# EXERCISE INSTRUCTIONS:
What you return should match every record exactly, with the images removed.

# RECORDS FOR THIS TASK:

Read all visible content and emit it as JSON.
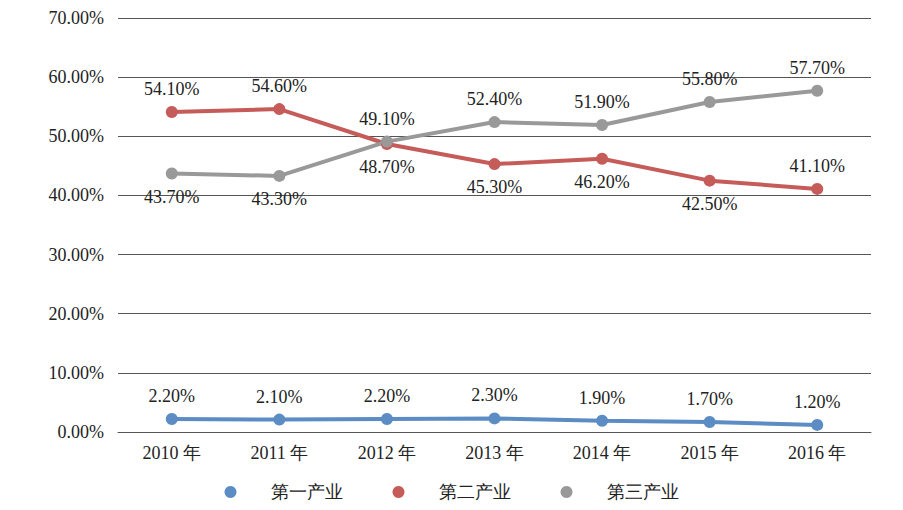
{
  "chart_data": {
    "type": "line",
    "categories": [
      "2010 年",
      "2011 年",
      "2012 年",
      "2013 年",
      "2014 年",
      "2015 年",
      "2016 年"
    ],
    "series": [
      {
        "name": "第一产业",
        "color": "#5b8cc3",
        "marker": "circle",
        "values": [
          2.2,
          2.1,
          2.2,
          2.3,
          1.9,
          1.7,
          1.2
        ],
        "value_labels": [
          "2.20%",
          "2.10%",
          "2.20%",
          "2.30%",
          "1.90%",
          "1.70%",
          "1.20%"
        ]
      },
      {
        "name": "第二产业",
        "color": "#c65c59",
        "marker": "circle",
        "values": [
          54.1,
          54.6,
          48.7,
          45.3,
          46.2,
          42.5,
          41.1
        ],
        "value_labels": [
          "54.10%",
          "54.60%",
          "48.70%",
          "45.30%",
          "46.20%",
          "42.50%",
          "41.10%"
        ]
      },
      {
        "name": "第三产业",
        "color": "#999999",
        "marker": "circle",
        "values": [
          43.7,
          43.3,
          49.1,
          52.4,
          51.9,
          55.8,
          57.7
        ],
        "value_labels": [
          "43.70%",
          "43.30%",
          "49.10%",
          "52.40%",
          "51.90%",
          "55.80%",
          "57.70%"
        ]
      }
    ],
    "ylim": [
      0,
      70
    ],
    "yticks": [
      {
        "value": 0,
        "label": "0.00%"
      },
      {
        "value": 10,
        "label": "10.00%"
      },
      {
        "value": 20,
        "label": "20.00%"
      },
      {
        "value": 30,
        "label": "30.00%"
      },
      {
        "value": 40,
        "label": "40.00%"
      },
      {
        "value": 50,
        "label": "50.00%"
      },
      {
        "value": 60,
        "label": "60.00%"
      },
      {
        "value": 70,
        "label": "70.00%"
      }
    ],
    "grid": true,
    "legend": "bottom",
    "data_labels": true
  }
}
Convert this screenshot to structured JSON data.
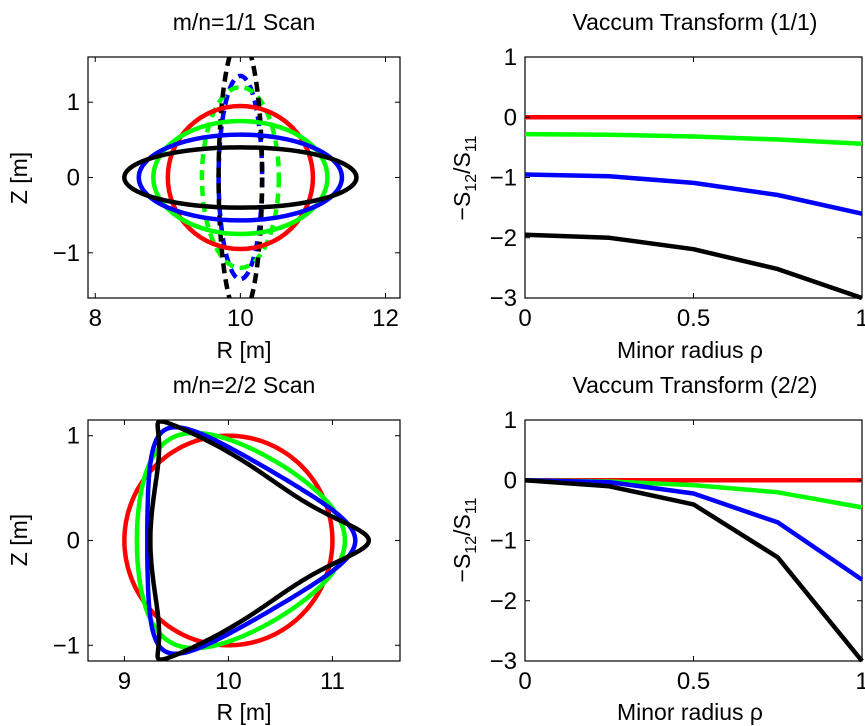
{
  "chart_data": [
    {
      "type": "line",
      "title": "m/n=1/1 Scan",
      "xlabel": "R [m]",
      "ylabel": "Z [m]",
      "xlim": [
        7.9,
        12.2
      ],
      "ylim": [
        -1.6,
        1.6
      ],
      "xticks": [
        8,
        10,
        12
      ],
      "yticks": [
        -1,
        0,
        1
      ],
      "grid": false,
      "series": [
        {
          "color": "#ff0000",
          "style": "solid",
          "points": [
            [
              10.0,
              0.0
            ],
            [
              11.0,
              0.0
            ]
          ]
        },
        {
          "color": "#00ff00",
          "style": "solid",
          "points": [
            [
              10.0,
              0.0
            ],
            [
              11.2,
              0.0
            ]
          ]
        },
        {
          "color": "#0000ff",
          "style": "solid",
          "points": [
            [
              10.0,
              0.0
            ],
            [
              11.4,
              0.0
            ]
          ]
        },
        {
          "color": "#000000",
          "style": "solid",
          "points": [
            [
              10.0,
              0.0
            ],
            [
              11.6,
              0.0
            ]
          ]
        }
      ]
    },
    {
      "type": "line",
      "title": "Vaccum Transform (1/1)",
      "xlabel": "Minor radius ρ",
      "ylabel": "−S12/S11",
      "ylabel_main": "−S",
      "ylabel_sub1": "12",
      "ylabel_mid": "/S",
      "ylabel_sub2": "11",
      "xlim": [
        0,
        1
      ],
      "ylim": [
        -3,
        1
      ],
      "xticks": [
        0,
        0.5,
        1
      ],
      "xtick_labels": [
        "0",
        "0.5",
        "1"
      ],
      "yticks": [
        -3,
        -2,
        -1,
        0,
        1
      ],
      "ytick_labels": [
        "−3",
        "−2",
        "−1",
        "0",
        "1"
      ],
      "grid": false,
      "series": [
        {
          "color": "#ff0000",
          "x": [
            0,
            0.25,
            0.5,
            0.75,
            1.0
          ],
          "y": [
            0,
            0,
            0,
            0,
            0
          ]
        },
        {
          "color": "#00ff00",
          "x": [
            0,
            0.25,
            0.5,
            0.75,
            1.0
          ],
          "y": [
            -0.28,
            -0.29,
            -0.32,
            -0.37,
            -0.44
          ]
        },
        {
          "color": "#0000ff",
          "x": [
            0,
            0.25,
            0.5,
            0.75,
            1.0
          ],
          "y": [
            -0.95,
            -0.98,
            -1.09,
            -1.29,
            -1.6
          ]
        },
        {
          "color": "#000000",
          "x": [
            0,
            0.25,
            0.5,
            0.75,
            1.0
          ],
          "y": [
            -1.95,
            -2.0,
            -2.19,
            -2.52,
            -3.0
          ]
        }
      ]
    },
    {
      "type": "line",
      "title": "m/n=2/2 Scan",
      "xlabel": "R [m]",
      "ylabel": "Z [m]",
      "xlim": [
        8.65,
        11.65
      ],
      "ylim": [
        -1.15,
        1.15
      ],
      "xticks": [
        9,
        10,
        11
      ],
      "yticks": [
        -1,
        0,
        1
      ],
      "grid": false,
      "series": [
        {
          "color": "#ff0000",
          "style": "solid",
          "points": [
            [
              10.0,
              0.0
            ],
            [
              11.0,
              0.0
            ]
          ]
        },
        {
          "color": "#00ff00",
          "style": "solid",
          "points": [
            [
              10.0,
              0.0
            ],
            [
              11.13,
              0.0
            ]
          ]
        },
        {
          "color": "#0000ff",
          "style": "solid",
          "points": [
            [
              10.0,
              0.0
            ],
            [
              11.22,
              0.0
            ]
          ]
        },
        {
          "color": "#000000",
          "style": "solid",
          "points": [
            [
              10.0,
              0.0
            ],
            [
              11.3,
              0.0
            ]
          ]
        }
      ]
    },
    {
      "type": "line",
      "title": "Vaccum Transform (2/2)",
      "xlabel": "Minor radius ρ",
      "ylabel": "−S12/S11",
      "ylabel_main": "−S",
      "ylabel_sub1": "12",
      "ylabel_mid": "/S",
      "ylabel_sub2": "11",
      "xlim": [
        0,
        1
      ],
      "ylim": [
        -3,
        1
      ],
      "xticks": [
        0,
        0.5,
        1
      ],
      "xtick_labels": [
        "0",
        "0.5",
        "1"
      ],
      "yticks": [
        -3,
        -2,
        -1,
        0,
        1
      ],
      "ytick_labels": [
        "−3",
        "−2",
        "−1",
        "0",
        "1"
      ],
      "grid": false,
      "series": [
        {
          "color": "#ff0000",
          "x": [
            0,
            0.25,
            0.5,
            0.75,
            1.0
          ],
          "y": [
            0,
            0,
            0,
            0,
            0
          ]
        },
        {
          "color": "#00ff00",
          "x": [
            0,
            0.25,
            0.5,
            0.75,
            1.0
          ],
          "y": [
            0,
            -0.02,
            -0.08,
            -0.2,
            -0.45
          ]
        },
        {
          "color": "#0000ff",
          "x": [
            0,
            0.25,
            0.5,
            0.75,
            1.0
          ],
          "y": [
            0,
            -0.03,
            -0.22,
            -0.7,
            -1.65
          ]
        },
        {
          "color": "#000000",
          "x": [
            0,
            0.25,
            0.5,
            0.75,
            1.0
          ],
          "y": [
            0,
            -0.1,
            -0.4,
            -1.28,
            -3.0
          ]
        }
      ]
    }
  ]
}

# SOLUTION TO THIS EXERCISE:
Read all visible content and emit it as JSON.
{
  "chart_data": {
    "type": "line",
    "categories": [
      "2010 年",
      "2011 年",
      "2012 年",
      "2013 年",
      "2014 年",
      "2015 年",
      "2016 年"
    ],
    "series": [
      {
        "name": "第一产业",
        "color": "#5b8cc3",
        "marker": "circle",
        "values": [
          2.2,
          2.1,
          2.2,
          2.3,
          1.9,
          1.7,
          1.2
        ],
        "value_labels": [
          "2.20%",
          "2.10%",
          "2.20%",
          "2.30%",
          "1.90%",
          "1.70%",
          "1.20%"
        ]
      },
      {
        "name": "第二产业",
        "color": "#c65c59",
        "marker": "circle",
        "values": [
          54.1,
          54.6,
          48.7,
          45.3,
          46.2,
          42.5,
          41.1
        ],
        "value_labels": [
          "54.10%",
          "54.60%",
          "48.70%",
          "45.30%",
          "46.20%",
          "42.50%",
          "41.10%"
        ]
      },
      {
        "name": "第三产业",
        "color": "#999999",
        "marker": "circle",
        "values": [
          43.7,
          43.3,
          49.1,
          52.4,
          51.9,
          55.8,
          57.7
        ],
        "value_labels": [
          "43.70%",
          "43.30%",
          "49.10%",
          "52.40%",
          "51.90%",
          "55.80%",
          "57.70%"
        ]
      }
    ],
    "ylim": [
      0,
      70
    ],
    "yticks": [
      {
        "value": 0,
        "label": "0.00%"
      },
      {
        "value": 10,
        "label": "10.00%"
      },
      {
        "value": 20,
        "label": "20.00%"
      },
      {
        "value": 30,
        "label": "30.00%"
      },
      {
        "value": 40,
        "label": "40.00%"
      },
      {
        "value": 50,
        "label": "50.00%"
      },
      {
        "value": 60,
        "label": "60.00%"
      },
      {
        "value": 70,
        "label": "70.00%"
      }
    ],
    "grid": true,
    "legend": "bottom",
    "data_labels": true
  }
}
Convert this screenshot to structured JSON data.
{
  "chart_data": [
    {
      "type": "line",
      "title": "m/n=1/1 Scan",
      "xlabel": "R [m]",
      "ylabel": "Z [m]",
      "xlim": [
        7.9,
        12.2
      ],
      "ylim": [
        -1.6,
        1.6
      ],
      "xticks": [
        8,
        10,
        12
      ],
      "yticks": [
        -1,
        0,
        1
      ],
      "grid": false,
      "series": [
        {
          "color": "#ff0000",
          "style": "solid",
          "points": [
            [
              10.0,
              0.0
            ],
            [
              11.0,
              0.0
            ]
          ]
        },
        {
          "color": "#00ff00",
          "style": "solid",
          "points": [
            [
              10.0,
              0.0
            ],
            [
              11.2,
              0.0
            ]
          ]
        },
        {
          "color": "#0000ff",
          "style": "solid",
          "points": [
            [
              10.0,
              0.0
            ],
            [
              11.4,
              0.0
            ]
          ]
        },
        {
          "color": "#000000",
          "style": "solid",
          "points": [
            [
              10.0,
              0.0
            ],
            [
              11.6,
              0.0
            ]
          ]
        }
      ]
    },
    {
      "type": "line",
      "title": "Vaccum Transform (1/1)",
      "xlabel": "Minor radius ρ",
      "ylabel": "−S12/S11",
      "ylabel_main": "−S",
      "ylabel_sub1": "12",
      "ylabel_mid": "/S",
      "ylabel_sub2": "11",
      "xlim": [
        0,
        1
      ],
      "ylim": [
        -3,
        1
      ],
      "xticks": [
        0,
        0.5,
        1
      ],
      "xtick_labels": [
        "0",
        "0.5",
        "1"
      ],
      "yticks": [
        -3,
        -2,
        -1,
        0,
        1
      ],
      "ytick_labels": [
        "−3",
        "−2",
        "−1",
        "0",
        "1"
      ],
      "grid": false,
      "series": [
        {
          "color": "#ff0000",
          "x": [
            0,
            0.25,
            0.5,
            0.75,
            1.0
          ],
          "y": [
            0,
            0,
            0,
            0,
            0
          ]
        },
        {
          "color": "#00ff00",
          "x": [
            0,
            0.25,
            0.5,
            0.75,
            1.0
          ],
          "y": [
            -0.28,
            -0.29,
            -0.32,
            -0.37,
            -0.44
          ]
        },
        {
          "color": "#0000ff",
          "x": [
            0,
            0.25,
            0.5,
            0.75,
            1.0
          ],
          "y": [
            -0.95,
            -0.98,
            -1.09,
            -1.29,
            -1.6
          ]
        },
        {
          "color": "#000000",
          "x": [
            0,
            0.25,
            0.5,
            0.75,
            1.0
          ],
          "y": [
            -1.95,
            -2.0,
            -2.19,
            -2.52,
            -3.0
          ]
        }
      ]
    },
    {
      "type": "line",
      "title": "m/n=2/2 Scan",
      "xlabel": "R [m]",
      "ylabel": "Z [m]",
      "xlim": [
        8.65,
        11.65
      ],
      "ylim": [
        -1.15,
        1.15
      ],
      "xticks": [
        9,
        10,
        11
      ],
      "yticks": [
        -1,
        0,
        1
      ],
      "grid": false,
      "series": [
        {
          "color": "#ff0000",
          "style": "solid",
          "points": [
            [
              10.0,
              0.0
            ],
            [
              11.0,
              0.0
            ]
          ]
        },
        {
          "color": "#00ff00",
          "style": "solid",
          "points": [
            [
              10.0,
              0.0
            ],
            [
              11.13,
              0.0
            ]
          ]
        },
        {
          "color": "#0000ff",
          "style": "solid",
          "points": [
            [
              10.0,
              0.0
            ],
            [
              11.22,
              0.0
            ]
          ]
        },
        {
          "color": "#000000",
          "style": "solid",
          "points": [
            [
              10.0,
              0.0
            ],
            [
              11.3,
              0.0
            ]
          ]
        }
      ]
    },
    {
      "type": "line",
      "title": "Vaccum Transform (2/2)",
      "xlabel": "Minor radius ρ",
      "ylabel": "−S12/S11",
      "ylabel_main": "−S",
      "ylabel_sub1": "12",
      "ylabel_mid": "/S",
      "ylabel_sub2": "11",
      "xlim": [
        0,
        1
      ],
      "ylim": [
        -3,
        1
      ],
      "xticks": [
        0,
        0.5,
        1
      ],
      "xtick_labels": [
        "0",
        "0.5",
        "1"
      ],
      "yticks": [
        -3,
        -2,
        -1,
        0,
        1
      ],
      "ytick_labels": [
        "−3",
        "−2",
        "−1",
        "0",
        "1"
      ],
      "grid": false,
      "series": [
        {
          "color": "#ff0000",
          "x": [
            0,
            0.25,
            0.5,
            0.75,
            1.0
          ],
          "y": [
            0,
            0,
            0,
            0,
            0
          ]
        },
        {
          "color": "#00ff00",
          "x": [
            0,
            0.25,
            0.5,
            0.75,
            1.0
          ],
          "y": [
            0,
            -0.02,
            -0.08,
            -0.2,
            -0.45
          ]
        },
        {
          "color": "#0000ff",
          "x": [
            0,
            0.25,
            0.5,
            0.75,
            1.0
          ],
          "y": [
            0,
            -0.03,
            -0.22,
            -0.7,
            -1.65
          ]
        },
        {
          "color": "#000000",
          "x": [
            0,
            0.25,
            0.5,
            0.75,
            1.0
          ],
          "y": [
            0,
            -0.1,
            -0.4,
            -1.28,
            -3.0
          ]
        }
      ]
    }
  ]
}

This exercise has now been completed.